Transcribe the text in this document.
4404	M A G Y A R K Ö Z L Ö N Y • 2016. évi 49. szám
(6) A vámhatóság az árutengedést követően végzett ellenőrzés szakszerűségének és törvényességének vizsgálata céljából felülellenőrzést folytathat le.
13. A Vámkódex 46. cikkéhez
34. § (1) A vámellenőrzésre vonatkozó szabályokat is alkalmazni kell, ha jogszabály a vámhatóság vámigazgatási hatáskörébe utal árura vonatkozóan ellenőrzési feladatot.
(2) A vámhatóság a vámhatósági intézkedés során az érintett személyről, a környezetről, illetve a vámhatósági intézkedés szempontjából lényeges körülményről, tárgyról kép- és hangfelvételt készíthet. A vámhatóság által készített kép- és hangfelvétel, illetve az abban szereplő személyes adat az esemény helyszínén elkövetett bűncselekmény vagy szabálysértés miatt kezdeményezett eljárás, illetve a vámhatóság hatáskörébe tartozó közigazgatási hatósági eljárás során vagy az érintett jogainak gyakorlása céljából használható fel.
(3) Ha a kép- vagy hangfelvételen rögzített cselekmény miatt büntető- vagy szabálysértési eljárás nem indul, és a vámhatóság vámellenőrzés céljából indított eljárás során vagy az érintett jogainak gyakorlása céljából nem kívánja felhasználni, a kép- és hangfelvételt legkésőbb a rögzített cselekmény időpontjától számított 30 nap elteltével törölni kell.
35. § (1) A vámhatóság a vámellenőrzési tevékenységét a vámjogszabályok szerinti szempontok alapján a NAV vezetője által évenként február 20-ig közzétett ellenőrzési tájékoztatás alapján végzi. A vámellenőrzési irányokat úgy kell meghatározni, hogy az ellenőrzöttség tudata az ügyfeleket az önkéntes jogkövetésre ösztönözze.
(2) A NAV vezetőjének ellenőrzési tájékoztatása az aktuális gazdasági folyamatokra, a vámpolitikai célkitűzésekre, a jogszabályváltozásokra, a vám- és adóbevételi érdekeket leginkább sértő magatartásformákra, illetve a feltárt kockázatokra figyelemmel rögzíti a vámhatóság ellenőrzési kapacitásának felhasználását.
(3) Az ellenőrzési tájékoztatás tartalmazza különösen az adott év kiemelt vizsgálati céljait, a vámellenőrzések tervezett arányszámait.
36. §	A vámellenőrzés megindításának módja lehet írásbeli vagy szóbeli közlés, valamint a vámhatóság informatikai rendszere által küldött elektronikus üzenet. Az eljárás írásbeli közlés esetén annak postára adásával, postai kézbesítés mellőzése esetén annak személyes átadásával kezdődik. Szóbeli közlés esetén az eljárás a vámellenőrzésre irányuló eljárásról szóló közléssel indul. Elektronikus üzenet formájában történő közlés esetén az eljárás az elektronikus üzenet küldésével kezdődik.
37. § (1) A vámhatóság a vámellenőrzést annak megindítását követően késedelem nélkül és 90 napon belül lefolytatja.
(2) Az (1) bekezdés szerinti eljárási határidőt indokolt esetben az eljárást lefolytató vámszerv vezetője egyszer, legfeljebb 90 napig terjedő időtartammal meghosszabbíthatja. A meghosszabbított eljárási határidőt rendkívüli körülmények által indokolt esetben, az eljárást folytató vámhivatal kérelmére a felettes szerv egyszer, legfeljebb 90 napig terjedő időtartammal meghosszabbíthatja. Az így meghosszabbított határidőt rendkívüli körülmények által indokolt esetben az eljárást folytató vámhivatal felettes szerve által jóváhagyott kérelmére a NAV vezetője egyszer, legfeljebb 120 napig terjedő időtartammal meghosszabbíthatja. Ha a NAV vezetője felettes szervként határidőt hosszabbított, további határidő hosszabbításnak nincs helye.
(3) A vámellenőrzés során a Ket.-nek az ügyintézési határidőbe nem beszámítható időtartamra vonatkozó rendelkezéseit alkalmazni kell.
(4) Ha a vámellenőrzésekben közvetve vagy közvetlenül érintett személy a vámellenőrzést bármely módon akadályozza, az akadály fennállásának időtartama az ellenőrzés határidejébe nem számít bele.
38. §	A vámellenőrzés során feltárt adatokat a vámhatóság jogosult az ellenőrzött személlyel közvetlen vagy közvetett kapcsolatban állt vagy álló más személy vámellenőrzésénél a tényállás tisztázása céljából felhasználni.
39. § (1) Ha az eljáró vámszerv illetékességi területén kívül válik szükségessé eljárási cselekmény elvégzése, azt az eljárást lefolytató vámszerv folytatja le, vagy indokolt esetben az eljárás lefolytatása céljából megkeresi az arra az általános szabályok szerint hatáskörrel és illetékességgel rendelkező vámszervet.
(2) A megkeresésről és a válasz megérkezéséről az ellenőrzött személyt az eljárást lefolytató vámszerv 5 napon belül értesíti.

• • •

WHAT YOU SHOULD DO
Scan the listing above for the word "annak" and copy every line that holds it.

ANSWER TO THIS TASK
36. §	A vámellenőrzés megindításának módja lehet írásbeli vagy szóbeli közlés, valamint a vámhatóság informatikai rendszere által küldött elektronikus üzenet. Az eljárás írásbeli közlés esetén annak postára adásával, postai kézbesítés mellőzése esetén annak személyes átadásával kezdődik. Szóbeli közlés esetén az eljárás a vámellenőrzésre irányuló eljárásról szóló közléssel indul. Elektronikus üzenet formájában történő közlés esetén az eljárás az elektronikus üzenet küldésével kezdődik.
37. § (1) A vámhatóság a vámellenőrzést annak megindítását követően késedelem nélkül és 90 napon belül lefolytatja.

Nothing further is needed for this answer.